Entries provided:
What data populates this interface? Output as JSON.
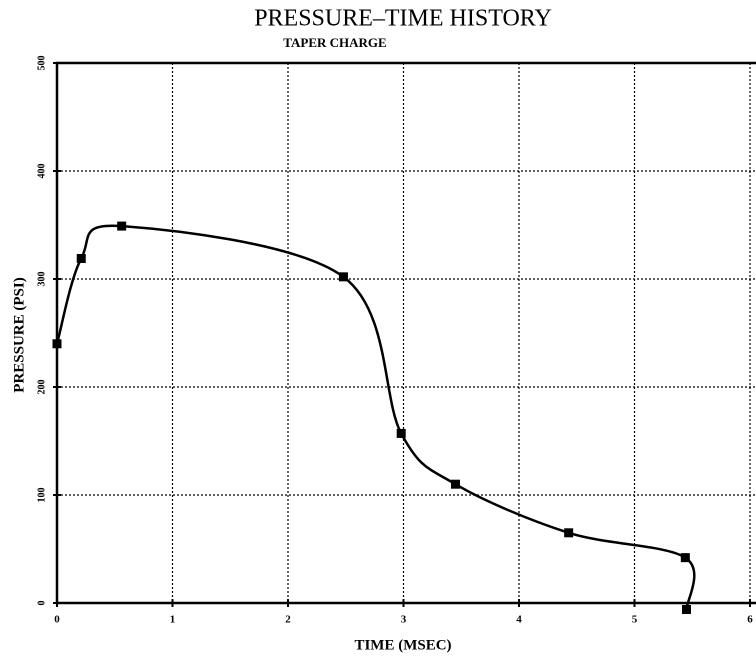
{
  "chart_data": {
    "type": "line",
    "title": "PRESSURE–TIME HISTORY",
    "subtitle": "TAPER CHARGE",
    "x_label": "TIME (MSEC)",
    "y_label": "PRESSURE (PSI)",
    "series": [
      {
        "name": "Pressure",
        "color": "#000000",
        "x": [
          0,
          0.21,
          0.56,
          2.48,
          2.98,
          3.45,
          4.43,
          5.44,
          5.45
        ],
        "values": [
          240,
          319,
          349,
          302,
          157,
          110,
          65,
          42,
          -6
        ]
      }
    ],
    "xlim": [
      0,
      6
    ],
    "ylim": [
      0,
      500
    ],
    "xticks": [
      0,
      1,
      2,
      3,
      4,
      5,
      6
    ],
    "yticks": [
      0,
      100,
      200,
      300,
      400,
      500
    ],
    "grid": true
  }
}
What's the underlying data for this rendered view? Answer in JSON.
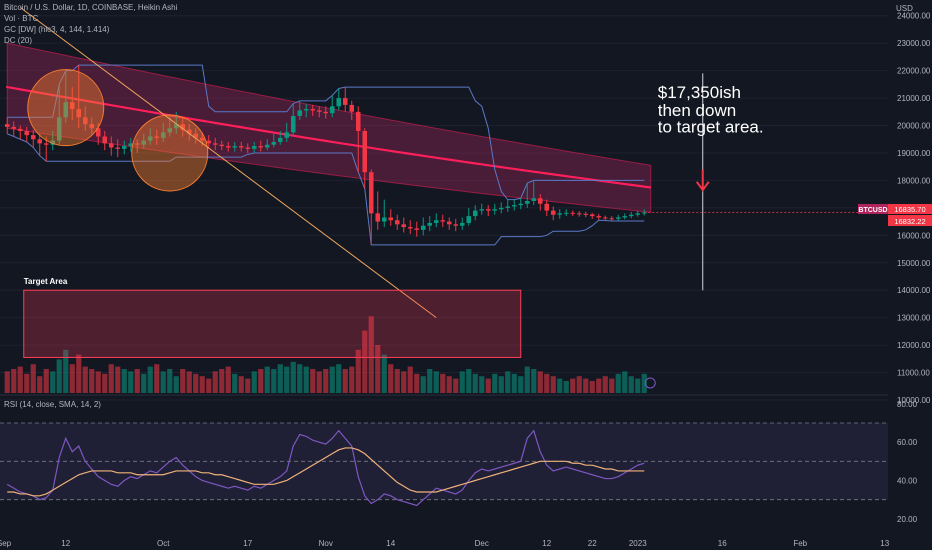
{
  "header": {
    "symbol_line": "Bitcoin / U.S. Dollar, 1D, COINBASE, Heikin Ashi",
    "vol_line": "Vol · BTC",
    "gc_line": "GC [DW] (hlc3, 4, 144, 1.414)",
    "dc_line": "DC (20)",
    "rsi_line": "RSI (14, close, SMA, 14, 2)",
    "currency": "USD"
  },
  "annotations": {
    "target_area_label": "Target Area",
    "note_line1": "$17,350ish",
    "note_line2": "then down",
    "note_line3": "to target area."
  },
  "price_tags": {
    "symbol": "BTCUSD",
    "last_price": "16835.70",
    "second_price": "16832.22"
  },
  "colors": {
    "background": "#131722",
    "up": "#089981",
    "down": "#f23645",
    "channel_fill": "#b0245e",
    "mid_line": "#ff1f5a",
    "donchian": "#5b79c8",
    "trendline": "#f0a45a",
    "target_box": "#ff3d57",
    "rsi_line": "#7e57c2",
    "rsi_sma": "#f0b27a",
    "circle_fill": "#f57c2f"
  },
  "chart_data": {
    "type": "candlestick",
    "title": "Bitcoin / U.S. Dollar, 1D, COINBASE, Heikin Ashi",
    "price_axis": {
      "ticks": [
        "24000.00",
        "23000.00",
        "22000.00",
        "21000.00",
        "20000.00",
        "19000.00",
        "18000.00",
        "17000.00",
        "16000.00",
        "15000.00",
        "14000.00",
        "13000.00",
        "12000.00",
        "11000.00",
        "10000.00"
      ],
      "range": [
        10000,
        24500
      ]
    },
    "time_axis": {
      "ticks": [
        "Sep",
        "12",
        "Oct",
        "17",
        "Nov",
        "14",
        "Dec",
        "12",
        "22",
        "2023",
        "16",
        "Feb",
        "13"
      ]
    },
    "rsi_axis": {
      "ticks": [
        "80.00",
        "60.00",
        "40.00",
        "20.00"
      ],
      "range": [
        10,
        80
      ],
      "bands": [
        70,
        50,
        30
      ]
    },
    "candles": [
      {
        "o": 20050,
        "c": 19950,
        "h": 20300,
        "l": 19700
      },
      {
        "o": 19950,
        "c": 19880,
        "h": 20150,
        "l": 19600
      },
      {
        "o": 19880,
        "c": 19800,
        "h": 20000,
        "l": 19500
      },
      {
        "o": 19800,
        "c": 19650,
        "h": 19950,
        "l": 19400
      },
      {
        "o": 19650,
        "c": 19500,
        "h": 19850,
        "l": 19200
      },
      {
        "o": 19500,
        "c": 19350,
        "h": 19700,
        "l": 18900
      },
      {
        "o": 19350,
        "c": 19300,
        "h": 19600,
        "l": 18700
      },
      {
        "o": 19300,
        "c": 19450,
        "h": 19800,
        "l": 19100
      },
      {
        "o": 19450,
        "c": 20300,
        "h": 21500,
        "l": 19300
      },
      {
        "o": 20300,
        "c": 20850,
        "h": 22000,
        "l": 20100
      },
      {
        "o": 20850,
        "c": 20600,
        "h": 21400,
        "l": 20200
      },
      {
        "o": 20600,
        "c": 20300,
        "h": 22200,
        "l": 19900
      },
      {
        "o": 20300,
        "c": 20050,
        "h": 20700,
        "l": 19800
      },
      {
        "o": 20050,
        "c": 19900,
        "h": 20300,
        "l": 19700
      },
      {
        "o": 19900,
        "c": 19600,
        "h": 20100,
        "l": 19300
      },
      {
        "o": 19600,
        "c": 19350,
        "h": 19800,
        "l": 19100
      },
      {
        "o": 19350,
        "c": 19200,
        "h": 19600,
        "l": 18900
      },
      {
        "o": 19200,
        "c": 19150,
        "h": 19500,
        "l": 18850
      },
      {
        "o": 19150,
        "c": 19250,
        "h": 19450,
        "l": 18950
      },
      {
        "o": 19250,
        "c": 19350,
        "h": 19550,
        "l": 19050
      },
      {
        "o": 19350,
        "c": 19300,
        "h": 19500,
        "l": 19000
      },
      {
        "o": 19300,
        "c": 19450,
        "h": 19700,
        "l": 19150
      },
      {
        "o": 19450,
        "c": 19600,
        "h": 19900,
        "l": 19300
      },
      {
        "o": 19600,
        "c": 19550,
        "h": 19850,
        "l": 19300
      },
      {
        "o": 19550,
        "c": 19750,
        "h": 20100,
        "l": 19400
      },
      {
        "o": 19750,
        "c": 19900,
        "h": 20400,
        "l": 19600
      },
      {
        "o": 19900,
        "c": 20050,
        "h": 20500,
        "l": 19700
      },
      {
        "o": 20050,
        "c": 19850,
        "h": 20300,
        "l": 19600
      },
      {
        "o": 19850,
        "c": 19700,
        "h": 20050,
        "l": 19450
      },
      {
        "o": 19700,
        "c": 19550,
        "h": 19900,
        "l": 19350
      },
      {
        "o": 19550,
        "c": 19450,
        "h": 19750,
        "l": 19250
      },
      {
        "o": 19450,
        "c": 19350,
        "h": 19650,
        "l": 19150
      },
      {
        "o": 19350,
        "c": 19300,
        "h": 19550,
        "l": 19100
      },
      {
        "o": 19300,
        "c": 19250,
        "h": 19450,
        "l": 19100
      },
      {
        "o": 19250,
        "c": 19200,
        "h": 19400,
        "l": 19050
      },
      {
        "o": 19200,
        "c": 19250,
        "h": 19400,
        "l": 19050
      },
      {
        "o": 19250,
        "c": 19200,
        "h": 19400,
        "l": 19050
      },
      {
        "o": 19200,
        "c": 19150,
        "h": 19350,
        "l": 19000
      },
      {
        "o": 19150,
        "c": 19250,
        "h": 19400,
        "l": 19000
      },
      {
        "o": 19250,
        "c": 19200,
        "h": 19450,
        "l": 19050
      },
      {
        "o": 19200,
        "c": 19300,
        "h": 19500,
        "l": 19100
      },
      {
        "o": 19300,
        "c": 19400,
        "h": 19700,
        "l": 19200
      },
      {
        "o": 19400,
        "c": 19550,
        "h": 19800,
        "l": 19300
      },
      {
        "o": 19550,
        "c": 19750,
        "h": 20100,
        "l": 19400
      },
      {
        "o": 19750,
        "c": 20350,
        "h": 20800,
        "l": 19600
      },
      {
        "o": 20350,
        "c": 20550,
        "h": 20900,
        "l": 20200
      },
      {
        "o": 20550,
        "c": 20600,
        "h": 20800,
        "l": 20300
      },
      {
        "o": 20600,
        "c": 20550,
        "h": 20750,
        "l": 20350
      },
      {
        "o": 20550,
        "c": 20500,
        "h": 20700,
        "l": 20300
      },
      {
        "o": 20500,
        "c": 20450,
        "h": 20700,
        "l": 20250
      },
      {
        "o": 20450,
        "c": 20700,
        "h": 21100,
        "l": 20300
      },
      {
        "o": 20700,
        "c": 21000,
        "h": 21350,
        "l": 20550
      },
      {
        "o": 21000,
        "c": 20750,
        "h": 21400,
        "l": 20500
      },
      {
        "o": 20750,
        "c": 20500,
        "h": 20900,
        "l": 20200
      },
      {
        "o": 20500,
        "c": 19800,
        "h": 20700,
        "l": 18300
      },
      {
        "o": 19800,
        "c": 18300,
        "h": 19900,
        "l": 17700
      },
      {
        "o": 18300,
        "c": 16800,
        "h": 18400,
        "l": 15650
      },
      {
        "o": 16800,
        "c": 16500,
        "h": 17600,
        "l": 16200
      },
      {
        "o": 16500,
        "c": 16650,
        "h": 17300,
        "l": 16300
      },
      {
        "o": 16650,
        "c": 16550,
        "h": 16950,
        "l": 16350
      },
      {
        "o": 16550,
        "c": 16400,
        "h": 16750,
        "l": 16200
      },
      {
        "o": 16400,
        "c": 16300,
        "h": 16650,
        "l": 16100
      },
      {
        "o": 16300,
        "c": 16250,
        "h": 16550,
        "l": 16050
      },
      {
        "o": 16250,
        "c": 16200,
        "h": 16500,
        "l": 15950
      },
      {
        "o": 16200,
        "c": 16350,
        "h": 16650,
        "l": 16000
      },
      {
        "o": 16350,
        "c": 16450,
        "h": 16700,
        "l": 16150
      },
      {
        "o": 16450,
        "c": 16550,
        "h": 16800,
        "l": 16300
      },
      {
        "o": 16550,
        "c": 16500,
        "h": 16750,
        "l": 16300
      },
      {
        "o": 16500,
        "c": 16400,
        "h": 16650,
        "l": 16200
      },
      {
        "o": 16400,
        "c": 16350,
        "h": 16600,
        "l": 16150
      },
      {
        "o": 16350,
        "c": 16450,
        "h": 16650,
        "l": 16200
      },
      {
        "o": 16450,
        "c": 16700,
        "h": 17000,
        "l": 16350
      },
      {
        "o": 16700,
        "c": 16900,
        "h": 17100,
        "l": 16550
      },
      {
        "o": 16900,
        "c": 16950,
        "h": 17150,
        "l": 16750
      },
      {
        "o": 16950,
        "c": 16900,
        "h": 17100,
        "l": 16700
      },
      {
        "o": 16900,
        "c": 16950,
        "h": 17150,
        "l": 16750
      },
      {
        "o": 16950,
        "c": 17000,
        "h": 17200,
        "l": 16800
      },
      {
        "o": 17000,
        "c": 17050,
        "h": 17300,
        "l": 16850
      },
      {
        "o": 17050,
        "c": 17100,
        "h": 17300,
        "l": 16900
      },
      {
        "o": 17100,
        "c": 17150,
        "h": 17350,
        "l": 16950
      },
      {
        "o": 17150,
        "c": 17250,
        "h": 17900,
        "l": 17000
      },
      {
        "o": 17250,
        "c": 17350,
        "h": 18000,
        "l": 17100
      },
      {
        "o": 17350,
        "c": 17150,
        "h": 17500,
        "l": 16900
      },
      {
        "o": 17150,
        "c": 16900,
        "h": 17300,
        "l": 16700
      },
      {
        "o": 16900,
        "c": 16750,
        "h": 17050,
        "l": 16550
      },
      {
        "o": 16750,
        "c": 16800,
        "h": 16950,
        "l": 16600
      },
      {
        "o": 16800,
        "c": 16820,
        "h": 16950,
        "l": 16700
      },
      {
        "o": 16820,
        "c": 16800,
        "h": 16900,
        "l": 16700
      },
      {
        "o": 16800,
        "c": 16780,
        "h": 16880,
        "l": 16680
      },
      {
        "o": 16780,
        "c": 16760,
        "h": 16860,
        "l": 16660
      },
      {
        "o": 16760,
        "c": 16700,
        "h": 16820,
        "l": 16600
      },
      {
        "o": 16700,
        "c": 16650,
        "h": 16780,
        "l": 16560
      },
      {
        "o": 16650,
        "c": 16620,
        "h": 16720,
        "l": 16540
      },
      {
        "o": 16620,
        "c": 16600,
        "h": 16700,
        "l": 16520
      },
      {
        "o": 16600,
        "c": 16650,
        "h": 16750,
        "l": 16530
      },
      {
        "o": 16650,
        "c": 16700,
        "h": 16800,
        "l": 16580
      },
      {
        "o": 16700,
        "c": 16750,
        "h": 16850,
        "l": 16620
      },
      {
        "o": 16750,
        "c": 16800,
        "h": 16900,
        "l": 16680
      },
      {
        "o": 16800,
        "c": 16830,
        "h": 16950,
        "l": 16720
      }
    ],
    "volume": [
      0.45,
      0.5,
      0.55,
      0.4,
      0.6,
      0.35,
      0.5,
      0.45,
      0.7,
      0.9,
      0.6,
      0.8,
      0.55,
      0.5,
      0.45,
      0.4,
      0.6,
      0.55,
      0.5,
      0.45,
      0.5,
      0.4,
      0.55,
      0.6,
      0.45,
      0.5,
      0.35,
      0.5,
      0.45,
      0.4,
      0.35,
      0.3,
      0.45,
      0.5,
      0.55,
      0.4,
      0.35,
      0.3,
      0.45,
      0.5,
      0.55,
      0.5,
      0.6,
      0.55,
      0.65,
      0.6,
      0.55,
      0.5,
      0.45,
      0.5,
      0.55,
      0.6,
      0.5,
      0.55,
      0.9,
      1.3,
      1.6,
      1.0,
      0.8,
      0.6,
      0.5,
      0.45,
      0.55,
      0.4,
      0.35,
      0.5,
      0.45,
      0.4,
      0.35,
      0.3,
      0.45,
      0.5,
      0.4,
      0.35,
      0.3,
      0.4,
      0.35,
      0.45,
      0.4,
      0.35,
      0.55,
      0.5,
      0.45,
      0.4,
      0.35,
      0.3,
      0.25,
      0.3,
      0.35,
      0.3,
      0.25,
      0.3,
      0.35,
      0.3,
      0.4,
      0.45,
      0.35,
      0.3,
      0.4
    ],
    "rsi": [
      38,
      36,
      34,
      33,
      32,
      30,
      31,
      35,
      52,
      62,
      55,
      58,
      50,
      46,
      42,
      40,
      38,
      37,
      40,
      42,
      41,
      43,
      45,
      44,
      47,
      50,
      52,
      48,
      45,
      42,
      40,
      39,
      38,
      37,
      36,
      37,
      36,
      35,
      37,
      36,
      38,
      40,
      42,
      45,
      58,
      64,
      63,
      61,
      60,
      59,
      62,
      66,
      62,
      58,
      42,
      32,
      28,
      30,
      33,
      32,
      30,
      29,
      28,
      27,
      30,
      33,
      36,
      35,
      34,
      33,
      35,
      40,
      44,
      46,
      45,
      46,
      47,
      48,
      49,
      50,
      62,
      66,
      55,
      48,
      45,
      46,
      47,
      46,
      45,
      44,
      43,
      42,
      41,
      41,
      42,
      44,
      46,
      48,
      49
    ],
    "rsi_sma": [
      34,
      34,
      33,
      33,
      32,
      32,
      33,
      35,
      37,
      39,
      41,
      43,
      44,
      45,
      45,
      45,
      45,
      44,
      44,
      44,
      43,
      43,
      43,
      43,
      43,
      44,
      45,
      45,
      45,
      45,
      44,
      44,
      43,
      43,
      42,
      41,
      40,
      39,
      38,
      38,
      38,
      38,
      39,
      40,
      42,
      44,
      46,
      48,
      50,
      52,
      54,
      56,
      57,
      57,
      56,
      54,
      51,
      48,
      45,
      42,
      39,
      37,
      35,
      34,
      34,
      34,
      34,
      35,
      36,
      37,
      38,
      39,
      40,
      41,
      42,
      43,
      44,
      45,
      46,
      47,
      48,
      49,
      50,
      50,
      50,
      50,
      50,
      49,
      49,
      48,
      48,
      47,
      46,
      46,
      45,
      45,
      45,
      45,
      45
    ],
    "trendline": {
      "from": {
        "bar": 2,
        "price": 24300
      },
      "to": {
        "bar": 66,
        "price": 13000
      }
    },
    "target_area": {
      "price_top": 14000,
      "price_bottom": 11550,
      "bar_from": 3,
      "bar_to": 79
    },
    "projection_line": {
      "price_top": 21900,
      "price_bottom": 14000,
      "bar": 107
    },
    "circles": [
      {
        "bar": 9,
        "price": 20650
      },
      {
        "bar": 25,
        "price": 19000
      }
    ]
  }
}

What the task requires:
Pick out all lines containing the string "COINBASE".

The response:
    "symbol_line": "Bitcoin / U.S. Dollar, 1D, COINBASE, Heikin Ashi",
    "title": "Bitcoin / U.S. Dollar, 1D, COINBASE, Heikin Ashi",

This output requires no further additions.